Given task
Return all lines from the listing below in which the string "charges" occurs.

### Given entries

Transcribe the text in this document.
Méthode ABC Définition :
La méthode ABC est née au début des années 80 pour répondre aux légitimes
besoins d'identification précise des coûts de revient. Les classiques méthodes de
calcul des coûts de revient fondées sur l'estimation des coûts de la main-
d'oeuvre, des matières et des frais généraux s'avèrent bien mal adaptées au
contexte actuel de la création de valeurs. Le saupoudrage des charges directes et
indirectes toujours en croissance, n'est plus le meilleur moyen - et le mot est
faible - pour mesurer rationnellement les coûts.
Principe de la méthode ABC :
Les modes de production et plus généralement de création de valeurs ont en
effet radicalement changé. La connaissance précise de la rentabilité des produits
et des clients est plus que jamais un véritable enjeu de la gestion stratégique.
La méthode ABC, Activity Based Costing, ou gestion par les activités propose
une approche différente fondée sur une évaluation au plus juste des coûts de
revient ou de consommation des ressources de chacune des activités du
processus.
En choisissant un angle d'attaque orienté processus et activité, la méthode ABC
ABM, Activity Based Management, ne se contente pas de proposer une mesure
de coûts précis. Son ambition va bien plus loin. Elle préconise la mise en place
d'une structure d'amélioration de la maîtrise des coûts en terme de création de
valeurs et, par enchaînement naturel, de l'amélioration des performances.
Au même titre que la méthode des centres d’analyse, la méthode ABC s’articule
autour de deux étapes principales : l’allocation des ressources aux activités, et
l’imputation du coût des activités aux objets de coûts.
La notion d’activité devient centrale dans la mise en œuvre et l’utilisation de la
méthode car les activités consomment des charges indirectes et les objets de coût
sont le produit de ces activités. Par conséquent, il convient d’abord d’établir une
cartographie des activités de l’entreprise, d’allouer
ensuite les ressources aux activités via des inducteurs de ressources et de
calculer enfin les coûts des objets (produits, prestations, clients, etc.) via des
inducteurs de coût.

######

Written solution
contexte actuel de la création de valeurs. Le saupoudrage des charges directes et
méthode car les activités consomment des charges indirectes et les objets de coût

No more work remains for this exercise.